— Required work —
Collect every line that includes the string "договору".

** BEGIN Supplied information **

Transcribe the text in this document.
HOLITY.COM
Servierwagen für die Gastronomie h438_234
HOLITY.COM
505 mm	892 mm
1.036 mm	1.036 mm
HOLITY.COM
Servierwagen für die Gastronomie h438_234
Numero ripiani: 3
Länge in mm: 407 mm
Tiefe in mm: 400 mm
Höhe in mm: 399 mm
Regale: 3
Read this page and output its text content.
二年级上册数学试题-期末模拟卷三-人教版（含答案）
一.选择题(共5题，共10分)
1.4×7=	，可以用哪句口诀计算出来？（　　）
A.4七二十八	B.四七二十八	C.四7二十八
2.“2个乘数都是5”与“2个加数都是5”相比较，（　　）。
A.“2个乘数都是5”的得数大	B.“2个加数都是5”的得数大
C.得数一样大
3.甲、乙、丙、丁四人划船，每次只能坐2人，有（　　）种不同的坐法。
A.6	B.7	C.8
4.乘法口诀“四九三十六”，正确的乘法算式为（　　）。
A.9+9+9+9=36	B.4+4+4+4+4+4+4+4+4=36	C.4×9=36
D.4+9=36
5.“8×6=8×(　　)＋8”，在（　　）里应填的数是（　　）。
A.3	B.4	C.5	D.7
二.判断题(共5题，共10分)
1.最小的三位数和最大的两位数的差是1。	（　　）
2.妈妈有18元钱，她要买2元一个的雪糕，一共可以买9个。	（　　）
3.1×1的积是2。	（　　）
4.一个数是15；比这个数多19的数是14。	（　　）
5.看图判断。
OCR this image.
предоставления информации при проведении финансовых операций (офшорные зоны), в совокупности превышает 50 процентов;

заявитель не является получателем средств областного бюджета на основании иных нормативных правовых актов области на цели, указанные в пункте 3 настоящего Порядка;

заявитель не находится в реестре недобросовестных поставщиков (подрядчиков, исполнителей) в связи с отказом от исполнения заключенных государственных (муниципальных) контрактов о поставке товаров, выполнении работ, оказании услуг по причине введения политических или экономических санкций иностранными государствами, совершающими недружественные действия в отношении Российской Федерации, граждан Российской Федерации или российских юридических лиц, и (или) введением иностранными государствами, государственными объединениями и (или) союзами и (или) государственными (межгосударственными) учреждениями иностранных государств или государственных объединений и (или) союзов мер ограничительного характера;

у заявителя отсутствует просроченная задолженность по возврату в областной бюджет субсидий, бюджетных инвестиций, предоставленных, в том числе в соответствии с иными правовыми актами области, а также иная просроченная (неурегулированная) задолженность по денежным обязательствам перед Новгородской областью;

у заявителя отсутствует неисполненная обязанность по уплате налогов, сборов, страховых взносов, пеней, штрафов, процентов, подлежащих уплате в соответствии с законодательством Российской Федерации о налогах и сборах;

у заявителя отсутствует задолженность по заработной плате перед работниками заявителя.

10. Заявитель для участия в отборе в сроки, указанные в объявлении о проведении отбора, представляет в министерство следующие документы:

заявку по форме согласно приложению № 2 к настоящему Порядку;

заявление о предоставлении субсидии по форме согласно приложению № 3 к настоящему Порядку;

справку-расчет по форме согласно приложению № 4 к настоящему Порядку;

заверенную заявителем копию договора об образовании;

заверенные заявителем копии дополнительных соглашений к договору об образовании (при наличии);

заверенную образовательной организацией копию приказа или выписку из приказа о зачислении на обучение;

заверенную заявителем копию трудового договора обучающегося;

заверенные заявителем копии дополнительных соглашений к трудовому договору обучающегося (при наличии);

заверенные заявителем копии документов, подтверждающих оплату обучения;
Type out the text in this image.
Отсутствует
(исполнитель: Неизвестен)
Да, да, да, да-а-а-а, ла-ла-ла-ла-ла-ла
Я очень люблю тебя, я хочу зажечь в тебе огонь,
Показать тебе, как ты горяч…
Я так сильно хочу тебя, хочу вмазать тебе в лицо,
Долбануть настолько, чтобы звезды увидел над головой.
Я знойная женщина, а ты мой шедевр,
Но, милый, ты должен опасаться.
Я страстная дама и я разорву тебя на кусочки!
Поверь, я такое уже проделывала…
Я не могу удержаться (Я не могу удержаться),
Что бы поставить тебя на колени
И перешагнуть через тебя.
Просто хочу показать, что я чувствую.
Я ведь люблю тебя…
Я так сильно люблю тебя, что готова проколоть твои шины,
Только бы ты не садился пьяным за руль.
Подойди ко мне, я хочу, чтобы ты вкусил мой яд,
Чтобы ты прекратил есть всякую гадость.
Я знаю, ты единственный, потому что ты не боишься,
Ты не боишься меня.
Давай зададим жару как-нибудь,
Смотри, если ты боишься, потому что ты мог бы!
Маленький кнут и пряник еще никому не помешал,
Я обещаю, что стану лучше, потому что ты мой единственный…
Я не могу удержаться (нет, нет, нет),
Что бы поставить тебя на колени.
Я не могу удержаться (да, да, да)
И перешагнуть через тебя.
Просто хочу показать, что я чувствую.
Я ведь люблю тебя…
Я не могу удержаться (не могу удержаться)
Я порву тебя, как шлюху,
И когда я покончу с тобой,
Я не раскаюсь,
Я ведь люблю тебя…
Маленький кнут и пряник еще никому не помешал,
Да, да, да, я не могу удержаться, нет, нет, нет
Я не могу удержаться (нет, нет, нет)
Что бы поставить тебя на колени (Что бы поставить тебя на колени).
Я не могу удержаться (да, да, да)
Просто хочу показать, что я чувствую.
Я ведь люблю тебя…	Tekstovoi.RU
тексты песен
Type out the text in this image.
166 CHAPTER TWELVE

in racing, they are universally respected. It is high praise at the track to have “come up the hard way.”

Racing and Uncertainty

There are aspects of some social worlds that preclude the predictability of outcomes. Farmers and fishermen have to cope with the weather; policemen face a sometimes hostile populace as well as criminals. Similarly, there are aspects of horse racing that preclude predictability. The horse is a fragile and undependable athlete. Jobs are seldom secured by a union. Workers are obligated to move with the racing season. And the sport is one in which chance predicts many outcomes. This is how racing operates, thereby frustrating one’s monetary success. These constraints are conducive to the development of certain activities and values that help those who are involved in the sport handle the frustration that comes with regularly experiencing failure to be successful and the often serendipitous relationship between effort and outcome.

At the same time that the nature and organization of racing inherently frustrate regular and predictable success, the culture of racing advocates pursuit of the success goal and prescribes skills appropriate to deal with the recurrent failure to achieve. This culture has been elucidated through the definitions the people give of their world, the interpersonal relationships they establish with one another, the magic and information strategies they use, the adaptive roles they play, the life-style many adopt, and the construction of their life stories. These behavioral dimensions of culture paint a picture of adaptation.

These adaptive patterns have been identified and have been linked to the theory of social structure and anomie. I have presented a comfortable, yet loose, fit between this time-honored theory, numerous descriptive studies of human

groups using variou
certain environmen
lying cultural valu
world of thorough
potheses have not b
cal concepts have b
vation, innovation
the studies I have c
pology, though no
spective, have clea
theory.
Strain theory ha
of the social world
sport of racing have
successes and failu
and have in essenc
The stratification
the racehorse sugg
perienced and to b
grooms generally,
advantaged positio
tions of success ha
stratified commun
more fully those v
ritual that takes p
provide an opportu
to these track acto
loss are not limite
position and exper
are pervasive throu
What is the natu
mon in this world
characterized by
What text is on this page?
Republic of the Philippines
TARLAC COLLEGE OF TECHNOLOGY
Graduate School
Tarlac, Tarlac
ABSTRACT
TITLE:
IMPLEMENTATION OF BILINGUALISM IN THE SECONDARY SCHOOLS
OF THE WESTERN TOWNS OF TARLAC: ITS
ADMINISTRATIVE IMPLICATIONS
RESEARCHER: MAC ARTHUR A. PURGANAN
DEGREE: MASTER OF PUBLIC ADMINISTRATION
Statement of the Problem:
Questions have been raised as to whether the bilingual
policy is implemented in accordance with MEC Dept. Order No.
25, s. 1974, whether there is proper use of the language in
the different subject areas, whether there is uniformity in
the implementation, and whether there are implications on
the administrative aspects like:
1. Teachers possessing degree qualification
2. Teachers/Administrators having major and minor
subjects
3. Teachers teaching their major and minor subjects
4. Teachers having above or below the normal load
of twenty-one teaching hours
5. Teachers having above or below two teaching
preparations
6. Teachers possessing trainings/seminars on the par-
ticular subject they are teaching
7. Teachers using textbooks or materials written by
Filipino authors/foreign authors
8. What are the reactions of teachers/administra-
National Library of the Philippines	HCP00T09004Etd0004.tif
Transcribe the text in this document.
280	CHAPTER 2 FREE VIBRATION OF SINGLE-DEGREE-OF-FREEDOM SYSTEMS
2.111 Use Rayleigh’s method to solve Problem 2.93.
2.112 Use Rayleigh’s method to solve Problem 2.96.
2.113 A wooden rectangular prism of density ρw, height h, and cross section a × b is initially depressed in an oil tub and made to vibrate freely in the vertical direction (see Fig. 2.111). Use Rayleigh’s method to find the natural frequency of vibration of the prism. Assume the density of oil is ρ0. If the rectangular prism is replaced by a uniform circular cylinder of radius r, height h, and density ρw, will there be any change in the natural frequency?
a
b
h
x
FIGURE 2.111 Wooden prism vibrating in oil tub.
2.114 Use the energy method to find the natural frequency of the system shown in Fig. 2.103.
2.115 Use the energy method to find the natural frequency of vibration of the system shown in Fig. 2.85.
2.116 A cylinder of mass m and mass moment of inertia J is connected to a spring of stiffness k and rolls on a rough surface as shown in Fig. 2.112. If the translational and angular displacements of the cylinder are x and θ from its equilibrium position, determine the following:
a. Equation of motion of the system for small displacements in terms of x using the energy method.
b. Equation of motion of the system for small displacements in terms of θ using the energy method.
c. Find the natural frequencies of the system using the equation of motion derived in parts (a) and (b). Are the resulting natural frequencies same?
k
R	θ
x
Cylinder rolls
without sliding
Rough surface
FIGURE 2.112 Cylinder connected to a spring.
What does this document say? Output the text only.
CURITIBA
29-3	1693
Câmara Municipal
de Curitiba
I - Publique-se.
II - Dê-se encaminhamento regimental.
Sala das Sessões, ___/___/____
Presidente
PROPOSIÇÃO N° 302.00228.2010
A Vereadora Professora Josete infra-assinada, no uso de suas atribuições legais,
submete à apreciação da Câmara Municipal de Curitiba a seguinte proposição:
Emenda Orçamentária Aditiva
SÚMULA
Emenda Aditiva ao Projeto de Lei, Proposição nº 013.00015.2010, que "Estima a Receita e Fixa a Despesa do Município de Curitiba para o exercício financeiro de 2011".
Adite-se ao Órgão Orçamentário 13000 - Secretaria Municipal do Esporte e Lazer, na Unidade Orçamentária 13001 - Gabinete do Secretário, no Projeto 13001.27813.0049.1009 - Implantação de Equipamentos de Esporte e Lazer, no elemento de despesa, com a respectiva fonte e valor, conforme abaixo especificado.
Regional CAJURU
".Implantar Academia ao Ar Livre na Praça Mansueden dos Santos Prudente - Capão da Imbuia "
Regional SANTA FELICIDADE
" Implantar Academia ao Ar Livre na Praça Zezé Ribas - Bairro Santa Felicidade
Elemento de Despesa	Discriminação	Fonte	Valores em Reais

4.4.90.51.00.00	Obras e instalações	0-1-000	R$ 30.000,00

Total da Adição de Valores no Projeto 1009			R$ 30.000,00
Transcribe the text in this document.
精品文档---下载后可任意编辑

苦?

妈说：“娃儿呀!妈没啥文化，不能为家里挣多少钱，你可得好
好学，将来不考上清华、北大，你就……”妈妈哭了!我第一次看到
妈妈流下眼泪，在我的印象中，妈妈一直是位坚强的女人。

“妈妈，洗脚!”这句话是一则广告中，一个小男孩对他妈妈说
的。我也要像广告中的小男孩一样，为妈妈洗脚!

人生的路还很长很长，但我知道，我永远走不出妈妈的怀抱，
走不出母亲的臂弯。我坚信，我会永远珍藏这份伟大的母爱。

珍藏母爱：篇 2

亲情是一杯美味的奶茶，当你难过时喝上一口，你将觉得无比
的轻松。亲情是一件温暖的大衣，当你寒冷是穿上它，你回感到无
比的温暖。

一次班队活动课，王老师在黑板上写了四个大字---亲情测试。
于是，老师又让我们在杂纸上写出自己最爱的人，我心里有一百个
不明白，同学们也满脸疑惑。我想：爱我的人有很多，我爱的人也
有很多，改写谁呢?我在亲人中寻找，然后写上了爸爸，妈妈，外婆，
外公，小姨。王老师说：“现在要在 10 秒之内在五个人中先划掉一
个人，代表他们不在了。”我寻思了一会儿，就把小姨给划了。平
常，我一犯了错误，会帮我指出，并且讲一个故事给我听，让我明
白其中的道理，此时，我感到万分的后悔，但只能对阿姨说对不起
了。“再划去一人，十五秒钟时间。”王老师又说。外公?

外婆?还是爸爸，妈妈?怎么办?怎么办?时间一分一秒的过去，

** END Supplied information **

— Answer below —
заверенные заявителем копии дополнительных соглашений к договору об образовании (при наличии);
заверенные заявителем копии дополнительных соглашений к трудовому договору обучающегося (при наличии);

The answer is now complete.